▶ **Written request**:
Sort through the data and copy the lines holding the word "cities".

* begin Supplied data *

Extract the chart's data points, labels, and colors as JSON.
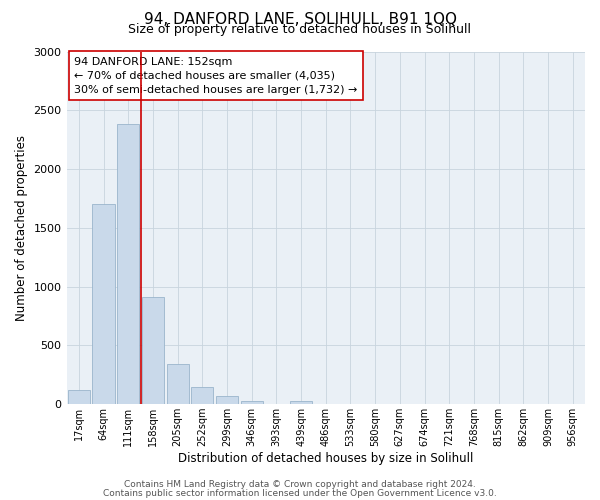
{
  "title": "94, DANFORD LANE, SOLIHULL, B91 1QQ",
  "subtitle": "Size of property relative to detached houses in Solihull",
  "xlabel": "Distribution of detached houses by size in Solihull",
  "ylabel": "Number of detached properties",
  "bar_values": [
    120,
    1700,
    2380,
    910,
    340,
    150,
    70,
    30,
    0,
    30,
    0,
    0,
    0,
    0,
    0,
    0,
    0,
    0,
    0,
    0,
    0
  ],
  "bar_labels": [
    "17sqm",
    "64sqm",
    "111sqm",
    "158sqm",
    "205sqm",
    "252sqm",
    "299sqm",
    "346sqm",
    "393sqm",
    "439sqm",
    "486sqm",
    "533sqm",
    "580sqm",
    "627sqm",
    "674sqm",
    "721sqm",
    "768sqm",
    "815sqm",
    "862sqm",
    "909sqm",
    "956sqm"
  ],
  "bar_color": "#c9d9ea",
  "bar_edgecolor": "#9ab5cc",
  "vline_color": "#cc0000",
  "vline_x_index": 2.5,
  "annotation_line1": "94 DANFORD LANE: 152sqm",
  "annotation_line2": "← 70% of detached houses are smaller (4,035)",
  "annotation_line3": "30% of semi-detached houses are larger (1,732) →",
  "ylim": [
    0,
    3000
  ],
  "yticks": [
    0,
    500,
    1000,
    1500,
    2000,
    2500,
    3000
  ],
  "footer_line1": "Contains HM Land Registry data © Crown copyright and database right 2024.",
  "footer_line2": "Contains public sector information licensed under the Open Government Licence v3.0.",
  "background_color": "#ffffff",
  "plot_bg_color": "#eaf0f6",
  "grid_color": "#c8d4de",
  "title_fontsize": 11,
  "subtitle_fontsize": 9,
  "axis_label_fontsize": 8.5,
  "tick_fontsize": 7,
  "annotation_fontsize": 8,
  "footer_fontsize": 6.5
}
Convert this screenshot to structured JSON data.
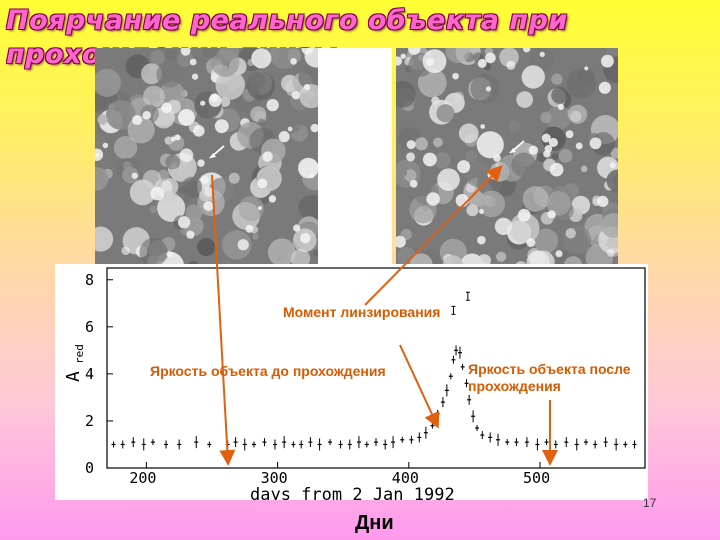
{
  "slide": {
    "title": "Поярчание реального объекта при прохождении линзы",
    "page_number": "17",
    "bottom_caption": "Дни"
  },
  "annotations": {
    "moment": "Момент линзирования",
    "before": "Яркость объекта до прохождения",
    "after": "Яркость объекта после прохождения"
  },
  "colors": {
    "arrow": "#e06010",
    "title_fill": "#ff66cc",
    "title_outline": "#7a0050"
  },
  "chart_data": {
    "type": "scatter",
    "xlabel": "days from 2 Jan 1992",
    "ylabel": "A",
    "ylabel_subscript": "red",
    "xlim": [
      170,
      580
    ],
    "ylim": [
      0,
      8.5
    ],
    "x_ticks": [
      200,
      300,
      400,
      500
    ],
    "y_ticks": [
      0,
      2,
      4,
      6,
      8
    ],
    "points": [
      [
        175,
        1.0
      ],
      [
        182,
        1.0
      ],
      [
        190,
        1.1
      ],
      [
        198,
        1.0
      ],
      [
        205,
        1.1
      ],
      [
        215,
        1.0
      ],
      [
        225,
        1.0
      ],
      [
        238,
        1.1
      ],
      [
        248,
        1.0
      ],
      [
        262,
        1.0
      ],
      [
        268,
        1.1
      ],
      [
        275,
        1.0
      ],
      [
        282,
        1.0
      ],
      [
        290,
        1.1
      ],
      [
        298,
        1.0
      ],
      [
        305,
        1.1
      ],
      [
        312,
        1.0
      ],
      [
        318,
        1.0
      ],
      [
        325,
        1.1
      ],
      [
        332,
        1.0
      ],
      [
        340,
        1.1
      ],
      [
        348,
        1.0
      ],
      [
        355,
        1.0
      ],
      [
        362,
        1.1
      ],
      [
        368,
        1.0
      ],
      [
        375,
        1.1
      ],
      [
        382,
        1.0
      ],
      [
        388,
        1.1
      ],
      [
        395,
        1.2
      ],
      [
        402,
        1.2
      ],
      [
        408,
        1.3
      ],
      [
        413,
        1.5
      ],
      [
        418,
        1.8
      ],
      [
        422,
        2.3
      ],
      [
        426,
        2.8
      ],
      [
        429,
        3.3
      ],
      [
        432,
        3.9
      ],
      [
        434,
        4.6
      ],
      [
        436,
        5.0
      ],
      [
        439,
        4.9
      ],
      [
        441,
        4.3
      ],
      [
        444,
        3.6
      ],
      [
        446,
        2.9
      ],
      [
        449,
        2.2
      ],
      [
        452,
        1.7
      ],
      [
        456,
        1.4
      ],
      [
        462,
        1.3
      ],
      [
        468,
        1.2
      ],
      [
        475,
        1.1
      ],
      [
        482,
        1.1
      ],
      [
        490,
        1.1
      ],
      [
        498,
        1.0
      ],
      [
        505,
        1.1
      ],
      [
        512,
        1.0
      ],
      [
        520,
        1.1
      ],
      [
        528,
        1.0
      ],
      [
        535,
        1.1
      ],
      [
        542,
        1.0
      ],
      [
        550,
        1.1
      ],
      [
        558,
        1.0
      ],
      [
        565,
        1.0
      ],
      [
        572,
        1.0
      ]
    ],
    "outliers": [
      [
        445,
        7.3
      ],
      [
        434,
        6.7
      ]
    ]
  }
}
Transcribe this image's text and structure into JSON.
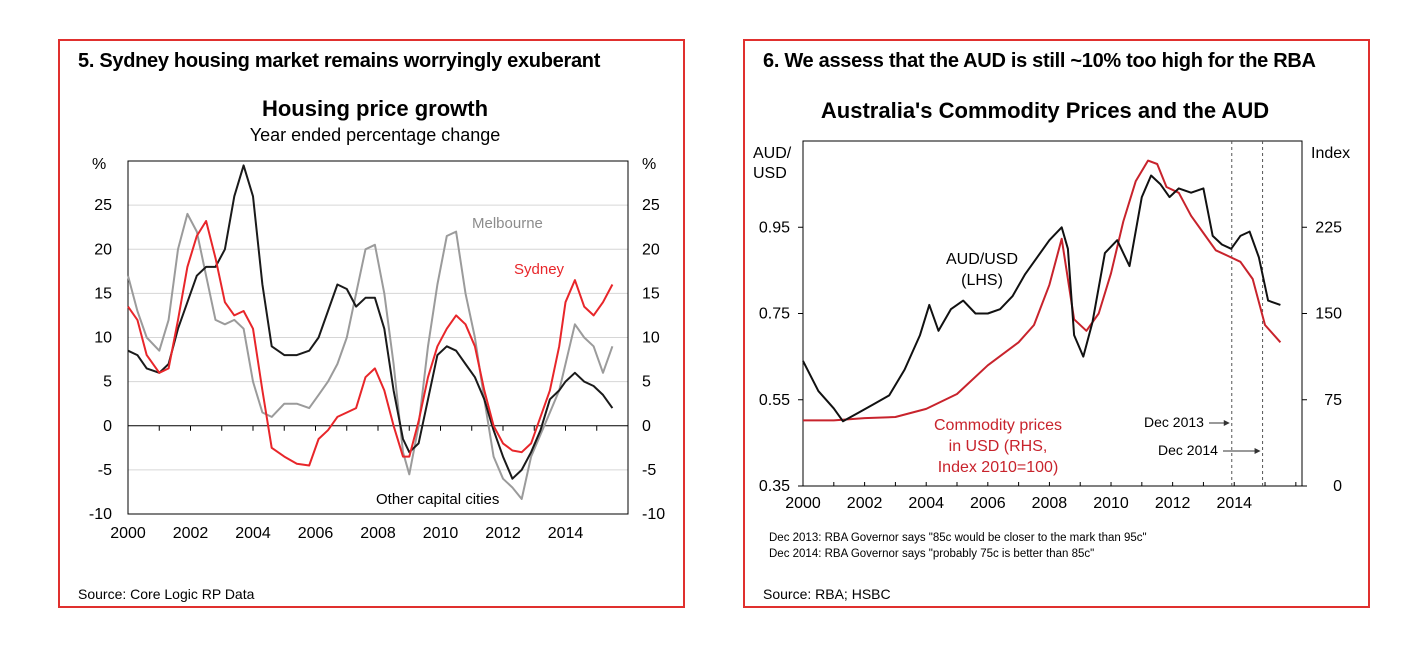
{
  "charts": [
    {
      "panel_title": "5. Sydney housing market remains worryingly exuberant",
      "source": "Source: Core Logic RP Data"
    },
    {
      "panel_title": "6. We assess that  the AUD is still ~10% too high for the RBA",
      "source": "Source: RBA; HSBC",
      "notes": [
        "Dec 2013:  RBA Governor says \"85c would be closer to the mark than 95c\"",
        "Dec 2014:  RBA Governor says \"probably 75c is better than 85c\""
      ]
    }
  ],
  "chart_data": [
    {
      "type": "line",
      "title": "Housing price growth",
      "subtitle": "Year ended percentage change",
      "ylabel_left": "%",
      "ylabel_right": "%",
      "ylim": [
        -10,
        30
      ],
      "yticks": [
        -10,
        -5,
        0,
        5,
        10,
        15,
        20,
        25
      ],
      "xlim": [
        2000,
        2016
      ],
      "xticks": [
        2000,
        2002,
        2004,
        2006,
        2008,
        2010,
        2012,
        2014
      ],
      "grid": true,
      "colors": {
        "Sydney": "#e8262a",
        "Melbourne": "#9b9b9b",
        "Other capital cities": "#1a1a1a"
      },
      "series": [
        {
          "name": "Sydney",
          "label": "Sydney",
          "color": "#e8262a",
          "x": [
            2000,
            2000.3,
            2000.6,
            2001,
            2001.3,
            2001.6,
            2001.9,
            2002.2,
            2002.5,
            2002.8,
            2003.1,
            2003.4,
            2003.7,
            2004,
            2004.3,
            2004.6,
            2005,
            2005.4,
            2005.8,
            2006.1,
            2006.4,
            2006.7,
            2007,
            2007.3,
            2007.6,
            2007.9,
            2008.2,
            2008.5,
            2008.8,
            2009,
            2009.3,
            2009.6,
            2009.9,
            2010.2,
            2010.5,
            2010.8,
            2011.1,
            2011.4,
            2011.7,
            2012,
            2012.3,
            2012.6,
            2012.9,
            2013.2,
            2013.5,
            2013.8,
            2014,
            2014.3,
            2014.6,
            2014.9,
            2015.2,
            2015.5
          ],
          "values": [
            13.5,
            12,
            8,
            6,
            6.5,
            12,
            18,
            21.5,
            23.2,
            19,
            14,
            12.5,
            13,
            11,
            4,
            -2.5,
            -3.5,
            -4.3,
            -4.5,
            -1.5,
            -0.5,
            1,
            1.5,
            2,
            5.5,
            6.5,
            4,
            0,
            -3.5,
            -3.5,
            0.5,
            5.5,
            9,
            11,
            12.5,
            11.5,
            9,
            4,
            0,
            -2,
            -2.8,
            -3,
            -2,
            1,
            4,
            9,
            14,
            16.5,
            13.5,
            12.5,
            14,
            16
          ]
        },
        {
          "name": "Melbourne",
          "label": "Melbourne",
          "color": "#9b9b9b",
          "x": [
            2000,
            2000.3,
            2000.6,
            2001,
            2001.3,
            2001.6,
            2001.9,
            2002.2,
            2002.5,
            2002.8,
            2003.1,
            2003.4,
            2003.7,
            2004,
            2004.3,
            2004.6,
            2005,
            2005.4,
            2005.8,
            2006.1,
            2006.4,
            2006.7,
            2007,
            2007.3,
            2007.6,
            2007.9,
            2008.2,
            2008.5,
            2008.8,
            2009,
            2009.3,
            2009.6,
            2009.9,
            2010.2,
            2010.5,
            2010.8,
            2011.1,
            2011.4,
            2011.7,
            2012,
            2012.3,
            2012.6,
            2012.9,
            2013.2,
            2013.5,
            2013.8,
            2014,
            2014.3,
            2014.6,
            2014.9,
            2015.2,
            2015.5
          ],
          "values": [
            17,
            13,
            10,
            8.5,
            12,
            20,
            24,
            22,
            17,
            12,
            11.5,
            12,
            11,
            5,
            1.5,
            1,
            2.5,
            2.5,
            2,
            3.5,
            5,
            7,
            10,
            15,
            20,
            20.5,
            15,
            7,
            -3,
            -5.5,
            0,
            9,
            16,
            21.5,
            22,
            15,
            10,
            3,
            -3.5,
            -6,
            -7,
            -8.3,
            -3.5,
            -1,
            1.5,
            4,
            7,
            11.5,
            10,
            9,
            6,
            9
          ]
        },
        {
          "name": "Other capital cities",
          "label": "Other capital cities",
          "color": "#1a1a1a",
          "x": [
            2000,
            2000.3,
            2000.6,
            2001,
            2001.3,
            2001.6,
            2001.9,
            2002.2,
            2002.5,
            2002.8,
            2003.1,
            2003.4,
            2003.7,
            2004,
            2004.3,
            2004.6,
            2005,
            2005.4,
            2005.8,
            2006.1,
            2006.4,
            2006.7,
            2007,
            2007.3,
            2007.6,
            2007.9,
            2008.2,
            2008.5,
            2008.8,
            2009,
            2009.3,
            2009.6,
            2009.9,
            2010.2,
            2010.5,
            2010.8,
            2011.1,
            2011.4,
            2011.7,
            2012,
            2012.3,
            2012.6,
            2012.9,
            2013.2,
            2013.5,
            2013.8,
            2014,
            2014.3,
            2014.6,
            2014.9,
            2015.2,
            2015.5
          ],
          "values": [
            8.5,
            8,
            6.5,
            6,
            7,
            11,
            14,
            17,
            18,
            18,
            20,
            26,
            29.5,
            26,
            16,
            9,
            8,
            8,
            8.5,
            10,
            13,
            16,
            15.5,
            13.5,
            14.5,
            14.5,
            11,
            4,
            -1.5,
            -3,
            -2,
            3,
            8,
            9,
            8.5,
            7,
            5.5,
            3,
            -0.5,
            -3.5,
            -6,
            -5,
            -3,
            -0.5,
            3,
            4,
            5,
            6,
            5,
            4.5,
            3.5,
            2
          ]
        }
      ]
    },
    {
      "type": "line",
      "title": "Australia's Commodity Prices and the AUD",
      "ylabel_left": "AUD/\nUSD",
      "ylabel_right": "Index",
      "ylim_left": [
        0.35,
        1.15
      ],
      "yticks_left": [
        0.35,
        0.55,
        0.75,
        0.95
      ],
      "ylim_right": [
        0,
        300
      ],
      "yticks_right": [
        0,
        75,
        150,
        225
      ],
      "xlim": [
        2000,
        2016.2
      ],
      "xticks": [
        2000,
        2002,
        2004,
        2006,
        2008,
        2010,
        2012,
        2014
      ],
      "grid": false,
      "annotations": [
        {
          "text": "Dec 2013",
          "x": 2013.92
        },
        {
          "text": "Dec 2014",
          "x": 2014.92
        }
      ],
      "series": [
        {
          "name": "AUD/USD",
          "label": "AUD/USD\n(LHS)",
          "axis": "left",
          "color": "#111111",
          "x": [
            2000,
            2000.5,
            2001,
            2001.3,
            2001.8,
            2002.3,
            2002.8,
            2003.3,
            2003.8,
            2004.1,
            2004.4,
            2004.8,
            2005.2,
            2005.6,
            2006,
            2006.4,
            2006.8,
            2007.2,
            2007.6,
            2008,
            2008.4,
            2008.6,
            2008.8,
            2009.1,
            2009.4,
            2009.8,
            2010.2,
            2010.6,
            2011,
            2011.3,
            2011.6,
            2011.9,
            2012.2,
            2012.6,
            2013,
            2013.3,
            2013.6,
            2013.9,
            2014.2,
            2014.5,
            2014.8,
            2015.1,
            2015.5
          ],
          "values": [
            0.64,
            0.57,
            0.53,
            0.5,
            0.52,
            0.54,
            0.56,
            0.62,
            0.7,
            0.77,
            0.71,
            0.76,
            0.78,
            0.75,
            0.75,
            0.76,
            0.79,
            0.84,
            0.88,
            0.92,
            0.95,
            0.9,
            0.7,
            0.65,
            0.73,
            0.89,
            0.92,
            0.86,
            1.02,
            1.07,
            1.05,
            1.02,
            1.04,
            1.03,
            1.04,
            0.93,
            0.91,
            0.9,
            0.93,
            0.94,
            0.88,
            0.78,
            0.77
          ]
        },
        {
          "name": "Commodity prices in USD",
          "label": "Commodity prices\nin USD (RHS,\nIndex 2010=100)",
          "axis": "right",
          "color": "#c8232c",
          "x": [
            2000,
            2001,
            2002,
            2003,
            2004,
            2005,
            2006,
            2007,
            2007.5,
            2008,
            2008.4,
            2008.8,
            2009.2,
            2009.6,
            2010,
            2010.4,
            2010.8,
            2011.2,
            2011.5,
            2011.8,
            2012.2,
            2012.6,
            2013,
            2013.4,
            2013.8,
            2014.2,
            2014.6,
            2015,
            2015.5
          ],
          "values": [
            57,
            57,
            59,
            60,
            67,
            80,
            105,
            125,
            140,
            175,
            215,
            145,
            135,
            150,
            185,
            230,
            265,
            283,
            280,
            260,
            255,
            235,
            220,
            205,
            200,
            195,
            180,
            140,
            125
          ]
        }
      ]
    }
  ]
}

* end Supplied data *

▶ **Solution for this problem**:
        "Other capital cities": "#1a1a1a"
          "name": "Other capital cities",
          "label": "Other capital cities",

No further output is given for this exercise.